Figure dataset records:
================================

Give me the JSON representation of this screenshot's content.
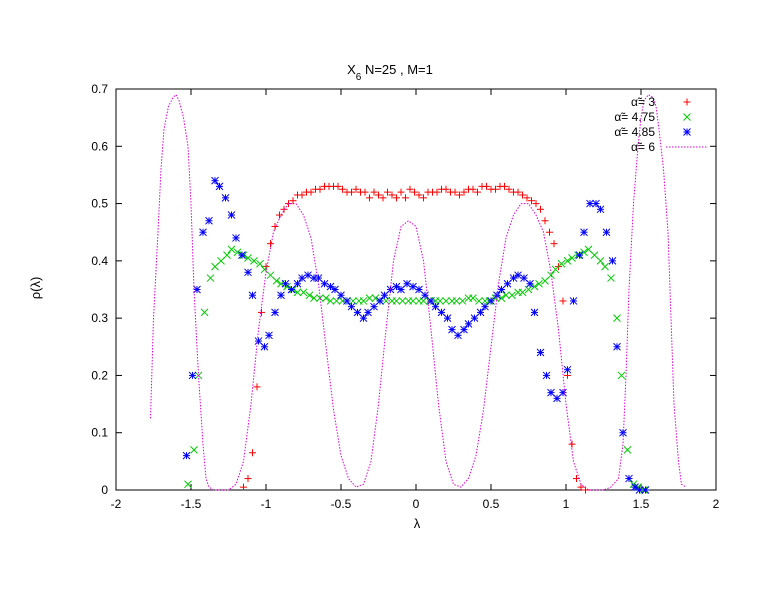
{
  "chart_data": {
    "type": "scatter",
    "title": "X6  N=25 , M=1",
    "title_main": "X",
    "title_sub": "6",
    "title_rest": "  N=25 , M=1",
    "xlabel": "λ",
    "ylabel": "ρ(λ)",
    "xlim": [
      -2,
      2
    ],
    "ylim": [
      0,
      0.7
    ],
    "xticks": [
      -2,
      -1.5,
      -1,
      -0.5,
      0,
      0.5,
      1,
      1.5,
      2
    ],
    "xtick_labels": [
      "-2",
      "-1.5",
      "-1",
      "-0.5",
      "0",
      "0.5",
      "1",
      "1.5",
      "2"
    ],
    "yticks": [
      0,
      0.1,
      0.2,
      0.3,
      0.4,
      0.5,
      0.6,
      0.7
    ],
    "ytick_labels": [
      "0",
      "0.1",
      "0.2",
      "0.3",
      "0.4",
      "0.5",
      "0.6",
      "0.7"
    ],
    "grid": false,
    "legend_position": "top-right",
    "series": [
      {
        "name": "α̃= 3",
        "marker": "plus",
        "color": "#ff0000",
        "x": [
          -1.15,
          -1.12,
          -1.09,
          -1.06,
          -1.03,
          -1.0,
          -0.97,
          -0.94,
          -0.91,
          -0.88,
          -0.85,
          -0.82,
          -0.79,
          -0.76,
          -0.73,
          -0.7,
          -0.67,
          -0.64,
          -0.61,
          -0.58,
          -0.55,
          -0.52,
          -0.49,
          -0.46,
          -0.43,
          -0.4,
          -0.37,
          -0.34,
          -0.31,
          -0.28,
          -0.25,
          -0.22,
          -0.19,
          -0.16,
          -0.13,
          -0.1,
          -0.07,
          -0.04,
          -0.01,
          0.02,
          0.05,
          0.08,
          0.11,
          0.14,
          0.17,
          0.2,
          0.23,
          0.26,
          0.29,
          0.32,
          0.35,
          0.38,
          0.41,
          0.44,
          0.47,
          0.5,
          0.53,
          0.56,
          0.59,
          0.62,
          0.65,
          0.68,
          0.71,
          0.74,
          0.77,
          0.8,
          0.83,
          0.86,
          0.89,
          0.92,
          0.95,
          0.98,
          1.01,
          1.04,
          1.07,
          1.1,
          1.13
        ],
        "y": [
          0.005,
          0.02,
          0.065,
          0.18,
          0.31,
          0.39,
          0.43,
          0.46,
          0.48,
          0.49,
          0.5,
          0.505,
          0.515,
          0.515,
          0.52,
          0.52,
          0.525,
          0.525,
          0.53,
          0.53,
          0.53,
          0.53,
          0.525,
          0.52,
          0.52,
          0.525,
          0.52,
          0.52,
          0.51,
          0.52,
          0.515,
          0.51,
          0.52,
          0.515,
          0.51,
          0.52,
          0.51,
          0.525,
          0.52,
          0.515,
          0.51,
          0.52,
          0.52,
          0.52,
          0.525,
          0.525,
          0.52,
          0.52,
          0.515,
          0.52,
          0.525,
          0.525,
          0.52,
          0.53,
          0.53,
          0.525,
          0.525,
          0.53,
          0.53,
          0.525,
          0.52,
          0.52,
          0.515,
          0.51,
          0.505,
          0.5,
          0.49,
          0.47,
          0.45,
          0.43,
          0.39,
          0.33,
          0.2,
          0.08,
          0.02,
          0.005,
          0.0
        ]
      },
      {
        "name": "α̃= 4.75",
        "marker": "cross",
        "color": "#00cc00",
        "x": [
          -1.52,
          -1.48,
          -1.45,
          -1.41,
          -1.37,
          -1.34,
          -1.3,
          -1.26,
          -1.23,
          -1.19,
          -1.15,
          -1.12,
          -1.08,
          -1.04,
          -1.01,
          -0.97,
          -0.93,
          -0.9,
          -0.86,
          -0.82,
          -0.79,
          -0.75,
          -0.71,
          -0.68,
          -0.64,
          -0.6,
          -0.57,
          -0.53,
          -0.49,
          -0.46,
          -0.42,
          -0.38,
          -0.35,
          -0.31,
          -0.27,
          -0.24,
          -0.2,
          -0.16,
          -0.13,
          -0.09,
          -0.05,
          -0.02,
          0.02,
          0.05,
          0.09,
          0.13,
          0.16,
          0.2,
          0.24,
          0.27,
          0.31,
          0.35,
          0.38,
          0.42,
          0.46,
          0.49,
          0.53,
          0.57,
          0.6,
          0.64,
          0.68,
          0.71,
          0.75,
          0.79,
          0.82,
          0.86,
          0.9,
          0.93,
          0.97,
          1.01,
          1.04,
          1.08,
          1.12,
          1.15,
          1.19,
          1.23,
          1.26,
          1.3,
          1.34,
          1.37,
          1.41,
          1.45,
          1.48,
          1.52
        ],
        "y": [
          0.01,
          0.07,
          0.2,
          0.31,
          0.37,
          0.39,
          0.4,
          0.41,
          0.42,
          0.415,
          0.41,
          0.405,
          0.4,
          0.395,
          0.385,
          0.375,
          0.365,
          0.36,
          0.355,
          0.35,
          0.345,
          0.345,
          0.34,
          0.335,
          0.335,
          0.335,
          0.33,
          0.33,
          0.33,
          0.33,
          0.33,
          0.33,
          0.33,
          0.335,
          0.335,
          0.33,
          0.33,
          0.33,
          0.33,
          0.33,
          0.33,
          0.33,
          0.33,
          0.33,
          0.33,
          0.33,
          0.33,
          0.33,
          0.33,
          0.33,
          0.33,
          0.335,
          0.335,
          0.33,
          0.33,
          0.33,
          0.335,
          0.335,
          0.34,
          0.34,
          0.345,
          0.345,
          0.35,
          0.355,
          0.36,
          0.365,
          0.375,
          0.385,
          0.395,
          0.4,
          0.405,
          0.41,
          0.415,
          0.42,
          0.41,
          0.4,
          0.39,
          0.37,
          0.3,
          0.2,
          0.07,
          0.01,
          0.005,
          0.0
        ]
      },
      {
        "name": "α̃= 4.85",
        "marker": "star",
        "color": "#0000ff",
        "x": [
          -1.53,
          -1.49,
          -1.46,
          -1.42,
          -1.38,
          -1.34,
          -1.31,
          -1.27,
          -1.23,
          -1.2,
          -1.16,
          -1.12,
          -1.09,
          -1.05,
          -1.01,
          -0.98,
          -0.94,
          -0.9,
          -0.87,
          -0.83,
          -0.79,
          -0.76,
          -0.72,
          -0.68,
          -0.65,
          -0.61,
          -0.57,
          -0.54,
          -0.5,
          -0.46,
          -0.43,
          -0.39,
          -0.35,
          -0.32,
          -0.28,
          -0.24,
          -0.21,
          -0.17,
          -0.13,
          -0.1,
          -0.06,
          -0.02,
          0.02,
          0.06,
          0.1,
          0.13,
          0.17,
          0.21,
          0.24,
          0.28,
          0.32,
          0.35,
          0.39,
          0.43,
          0.46,
          0.5,
          0.54,
          0.57,
          0.61,
          0.65,
          0.68,
          0.72,
          0.76,
          0.79,
          0.83,
          0.87,
          0.9,
          0.94,
          0.98,
          1.01,
          1.05,
          1.09,
          1.12,
          1.16,
          1.2,
          1.23,
          1.27,
          1.31,
          1.34,
          1.38,
          1.42,
          1.46,
          1.49,
          1.53
        ],
        "y": [
          0.06,
          0.2,
          0.35,
          0.45,
          0.47,
          0.54,
          0.53,
          0.51,
          0.48,
          0.44,
          0.41,
          0.38,
          0.34,
          0.26,
          0.25,
          0.27,
          0.31,
          0.34,
          0.36,
          0.35,
          0.36,
          0.37,
          0.375,
          0.37,
          0.37,
          0.36,
          0.355,
          0.35,
          0.34,
          0.33,
          0.32,
          0.31,
          0.3,
          0.31,
          0.32,
          0.33,
          0.34,
          0.35,
          0.355,
          0.35,
          0.36,
          0.355,
          0.35,
          0.34,
          0.33,
          0.32,
          0.31,
          0.3,
          0.28,
          0.27,
          0.28,
          0.29,
          0.3,
          0.31,
          0.32,
          0.33,
          0.34,
          0.35,
          0.36,
          0.37,
          0.375,
          0.37,
          0.36,
          0.31,
          0.24,
          0.2,
          0.17,
          0.16,
          0.17,
          0.21,
          0.33,
          0.41,
          0.45,
          0.5,
          0.5,
          0.49,
          0.45,
          0.4,
          0.25,
          0.1,
          0.02,
          0.005,
          0.0,
          0.0
        ]
      },
      {
        "name": "α̃= 6",
        "marker": "line",
        "color": "#dd00dd",
        "x": [
          -1.77,
          -1.75,
          -1.72,
          -1.7,
          -1.68,
          -1.65,
          -1.62,
          -1.6,
          -1.58,
          -1.55,
          -1.52,
          -1.5,
          -1.48,
          -1.45,
          -1.42,
          -1.4,
          -1.38,
          -1.35,
          -1.3,
          -1.25,
          -1.2,
          -1.15,
          -1.1,
          -1.05,
          -1.0,
          -0.95,
          -0.9,
          -0.85,
          -0.8,
          -0.75,
          -0.7,
          -0.65,
          -0.6,
          -0.55,
          -0.5,
          -0.45,
          -0.4,
          -0.35,
          -0.3,
          -0.25,
          -0.2,
          -0.15,
          -0.1,
          -0.05,
          0.0,
          0.05,
          0.1,
          0.15,
          0.2,
          0.25,
          0.3,
          0.35,
          0.4,
          0.45,
          0.5,
          0.55,
          0.6,
          0.65,
          0.7,
          0.75,
          0.8,
          0.85,
          0.9,
          0.95,
          1.0,
          1.05,
          1.1,
          1.15,
          1.2,
          1.25,
          1.3,
          1.35,
          1.38,
          1.4,
          1.42,
          1.45,
          1.48,
          1.5,
          1.52,
          1.55,
          1.58,
          1.6,
          1.62,
          1.65,
          1.68,
          1.7,
          1.72,
          1.75,
          1.77,
          1.8
        ],
        "y": [
          0.125,
          0.3,
          0.45,
          0.56,
          0.63,
          0.67,
          0.685,
          0.69,
          0.68,
          0.65,
          0.6,
          0.5,
          0.35,
          0.2,
          0.08,
          0.02,
          0.005,
          0.0,
          0.0,
          0.0,
          0.01,
          0.05,
          0.15,
          0.28,
          0.38,
          0.45,
          0.48,
          0.5,
          0.5,
          0.48,
          0.44,
          0.36,
          0.25,
          0.14,
          0.06,
          0.02,
          0.005,
          0.01,
          0.05,
          0.15,
          0.28,
          0.4,
          0.46,
          0.47,
          0.46,
          0.4,
          0.28,
          0.15,
          0.05,
          0.01,
          0.005,
          0.02,
          0.06,
          0.14,
          0.25,
          0.36,
          0.44,
          0.48,
          0.5,
          0.5,
          0.48,
          0.45,
          0.38,
          0.28,
          0.15,
          0.05,
          0.01,
          0.0,
          0.0,
          0.0,
          0.005,
          0.02,
          0.08,
          0.2,
          0.35,
          0.5,
          0.6,
          0.65,
          0.68,
          0.69,
          0.685,
          0.67,
          0.63,
          0.56,
          0.45,
          0.3,
          0.15,
          0.05,
          0.01,
          0.005
        ]
      }
    ]
  }
}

================================

_Problem details_.
Copy every line of the records above that contains "color".

_The solution_.
        "color": "#ff0000",
        "color": "#00cc00",
        "color": "#0000ff",
        "color": "#dd00dd",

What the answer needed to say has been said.